GIVEN PROBLEM: Extract the complete listing and repeat it word for word.

GIVEN RECORDS:
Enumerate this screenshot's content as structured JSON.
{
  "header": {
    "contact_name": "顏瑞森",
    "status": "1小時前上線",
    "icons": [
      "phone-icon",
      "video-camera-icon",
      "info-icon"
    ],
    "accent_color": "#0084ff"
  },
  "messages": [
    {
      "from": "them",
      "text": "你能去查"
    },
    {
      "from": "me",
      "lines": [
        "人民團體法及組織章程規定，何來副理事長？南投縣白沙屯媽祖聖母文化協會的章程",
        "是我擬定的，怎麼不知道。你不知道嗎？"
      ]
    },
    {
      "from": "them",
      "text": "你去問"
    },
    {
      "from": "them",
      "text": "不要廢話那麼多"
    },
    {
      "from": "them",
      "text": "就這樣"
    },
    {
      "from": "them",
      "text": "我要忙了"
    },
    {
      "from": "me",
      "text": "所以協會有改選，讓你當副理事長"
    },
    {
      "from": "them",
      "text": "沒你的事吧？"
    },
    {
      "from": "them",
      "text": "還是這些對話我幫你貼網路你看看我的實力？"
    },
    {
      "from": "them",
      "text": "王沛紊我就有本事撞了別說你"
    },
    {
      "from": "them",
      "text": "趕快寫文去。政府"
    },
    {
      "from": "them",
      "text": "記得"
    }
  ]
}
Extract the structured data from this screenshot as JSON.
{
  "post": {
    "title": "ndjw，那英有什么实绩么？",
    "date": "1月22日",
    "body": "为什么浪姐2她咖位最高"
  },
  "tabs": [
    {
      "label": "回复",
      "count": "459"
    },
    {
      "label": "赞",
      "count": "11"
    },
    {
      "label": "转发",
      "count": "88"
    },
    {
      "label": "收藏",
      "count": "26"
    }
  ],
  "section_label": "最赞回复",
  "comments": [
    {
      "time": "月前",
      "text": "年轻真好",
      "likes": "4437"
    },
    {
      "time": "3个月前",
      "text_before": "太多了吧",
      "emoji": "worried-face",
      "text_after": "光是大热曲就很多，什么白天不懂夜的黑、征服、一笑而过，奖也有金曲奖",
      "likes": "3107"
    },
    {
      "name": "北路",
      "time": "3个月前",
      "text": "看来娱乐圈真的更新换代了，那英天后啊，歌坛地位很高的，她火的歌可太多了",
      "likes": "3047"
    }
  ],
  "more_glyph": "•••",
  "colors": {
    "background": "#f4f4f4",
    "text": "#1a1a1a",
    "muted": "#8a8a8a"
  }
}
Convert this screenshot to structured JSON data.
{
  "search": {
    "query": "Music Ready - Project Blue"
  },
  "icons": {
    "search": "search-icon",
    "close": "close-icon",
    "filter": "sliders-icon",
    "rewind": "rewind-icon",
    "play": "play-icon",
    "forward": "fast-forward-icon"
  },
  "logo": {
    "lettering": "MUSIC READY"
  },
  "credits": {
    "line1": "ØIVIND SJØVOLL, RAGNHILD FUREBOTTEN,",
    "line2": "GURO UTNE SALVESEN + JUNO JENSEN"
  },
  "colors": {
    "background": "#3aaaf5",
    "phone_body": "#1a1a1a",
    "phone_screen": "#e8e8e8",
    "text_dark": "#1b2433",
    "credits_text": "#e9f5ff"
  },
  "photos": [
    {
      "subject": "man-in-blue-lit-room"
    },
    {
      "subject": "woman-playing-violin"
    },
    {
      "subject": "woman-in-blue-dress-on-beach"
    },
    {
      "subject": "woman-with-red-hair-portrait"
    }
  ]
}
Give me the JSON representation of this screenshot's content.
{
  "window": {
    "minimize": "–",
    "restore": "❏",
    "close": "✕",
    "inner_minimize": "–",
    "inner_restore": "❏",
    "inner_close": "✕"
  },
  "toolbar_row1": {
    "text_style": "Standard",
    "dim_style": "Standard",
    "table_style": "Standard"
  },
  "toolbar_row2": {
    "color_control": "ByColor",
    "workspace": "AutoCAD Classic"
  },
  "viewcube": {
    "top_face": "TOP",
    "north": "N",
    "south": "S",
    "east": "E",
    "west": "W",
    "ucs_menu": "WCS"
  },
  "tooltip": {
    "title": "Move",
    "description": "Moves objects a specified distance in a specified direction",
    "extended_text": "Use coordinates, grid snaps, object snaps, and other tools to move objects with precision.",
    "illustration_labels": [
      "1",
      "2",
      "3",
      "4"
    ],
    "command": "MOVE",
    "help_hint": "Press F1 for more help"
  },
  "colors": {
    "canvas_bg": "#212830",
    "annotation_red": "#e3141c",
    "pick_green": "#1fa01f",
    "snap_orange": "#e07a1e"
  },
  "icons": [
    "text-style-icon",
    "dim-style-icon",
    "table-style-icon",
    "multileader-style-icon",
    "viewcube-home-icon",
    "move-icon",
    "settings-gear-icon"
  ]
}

OUTPUT BELOW:
Enumerate this screenshot's content as structured JSON.
{
  "header": {
    "contact_name": "顏瑞森",
    "status": "1小時前上線",
    "icons": [
      "phone-icon",
      "video-camera-icon",
      "info-icon"
    ],
    "accent_color": "#0084ff"
  },
  "messages": [
    {
      "from": "them",
      "text": "你能去查"
    },
    {
      "from": "me",
      "lines": [
        "人民團體法及組織章程規定，何來副理事長？南投縣白沙屯媽祖聖母文化協會的章程",
        "是我擬定的，怎麼不知道。你不知道嗎？"
      ]
    },
    {
      "from": "them",
      "text": "你去問"
    },
    {
      "from": "them",
      "text": "不要廢話那麼多"
    },
    {
      "from": "them",
      "text": "就這樣"
    },
    {
      "from": "them",
      "text": "我要忙了"
    },
    {
      "from": "me",
      "text": "所以協會有改選，讓你當副理事長"
    },
    {
      "from": "them",
      "text": "沒你的事吧？"
    },
    {
      "from": "them",
      "text": "還是這些對話我幫你貼網路你看看我的實力？"
    },
    {
      "from": "them",
      "text": "王沛紊我就有本事撞了別說你"
    },
    {
      "from": "them",
      "text": "趕快寫文去。政府"
    },
    {
      "from": "them",
      "text": "記得"
    }
  ]
}
Extract the structured data from this screenshot as JSON.
{
  "post": {
    "title": "ndjw，那英有什么实绩么？",
    "date": "1月22日",
    "body": "为什么浪姐2她咖位最高"
  },
  "tabs": [
    {
      "label": "回复",
      "count": "459"
    },
    {
      "label": "赞",
      "count": "11"
    },
    {
      "label": "转发",
      "count": "88"
    },
    {
      "label": "收藏",
      "count": "26"
    }
  ],
  "section_label": "最赞回复",
  "comments": [
    {
      "time": "月前",
      "text": "年轻真好",
      "likes": "4437"
    },
    {
      "time": "3个月前",
      "text_before": "太多了吧",
      "emoji": "worried-face",
      "text_after": "光是大热曲就很多，什么白天不懂夜的黑、征服、一笑而过，奖也有金曲奖",
      "likes": "3107"
    },
    {
      "name": "北路",
      "time": "3个月前",
      "text": "看来娱乐圈真的更新换代了，那英天后啊，歌坛地位很高的，她火的歌可太多了",
      "likes": "3047"
    }
  ],
  "more_glyph": "•••",
  "colors": {
    "background": "#f4f4f4",
    "text": "#1a1a1a",
    "muted": "#8a8a8a"
  }
}
Convert this screenshot to structured JSON data.
{
  "search": {
    "query": "Music Ready - Project Blue"
  },
  "icons": {
    "search": "search-icon",
    "close": "close-icon",
    "filter": "sliders-icon",
    "rewind": "rewind-icon",
    "play": "play-icon",
    "forward": "fast-forward-icon"
  },
  "logo": {
    "lettering": "MUSIC READY"
  },
  "credits": {
    "line1": "ØIVIND SJØVOLL, RAGNHILD FUREBOTTEN,",
    "line2": "GURO UTNE SALVESEN + JUNO JENSEN"
  },
  "colors": {
    "background": "#3aaaf5",
    "phone_body": "#1a1a1a",
    "phone_screen": "#e8e8e8",
    "text_dark": "#1b2433",
    "credits_text": "#e9f5ff"
  },
  "photos": [
    {
      "subject": "man-in-blue-lit-room"
    },
    {
      "subject": "woman-playing-violin"
    },
    {
      "subject": "woman-in-blue-dress-on-beach"
    },
    {
      "subject": "woman-with-red-hair-portrait"
    }
  ]
}
Give me the JSON representation of this screenshot's content.
{
  "window": {
    "minimize": "–",
    "restore": "❏",
    "close": "✕",
    "inner_minimize": "–",
    "inner_restore": "❏",
    "inner_close": "✕"
  },
  "toolbar_row1": {
    "text_style": "Standard",
    "dim_style": "Standard",
    "table_style": "Standard"
  },
  "toolbar_row2": {
    "color_control": "ByColor",
    "workspace": "AutoCAD Classic"
  },
  "viewcube": {
    "top_face": "TOP",
    "north": "N",
    "south": "S",
    "east": "E",
    "west": "W",
    "ucs_menu": "WCS"
  },
  "tooltip": {
    "title": "Move",
    "description": "Moves objects a specified distance in a specified direction",
    "extended_text": "Use coordinates, grid snaps, object snaps, and other tools to move objects with precision.",
    "illustration_labels": [
      "1",
      "2",
      "3",
      "4"
    ],
    "command": "MOVE",
    "help_hint": "Press F1 for more help"
  },
  "colors": {
    "canvas_bg": "#212830",
    "annotation_red": "#e3141c",
    "pick_green": "#1fa01f",
    "snap_orange": "#e07a1e"
  },
  "icons": [
    "text-style-icon",
    "dim-style-icon",
    "table-style-icon",
    "multileader-style-icon",
    "viewcube-home-icon",
    "move-icon",
    "settings-gear-icon"
  ]
}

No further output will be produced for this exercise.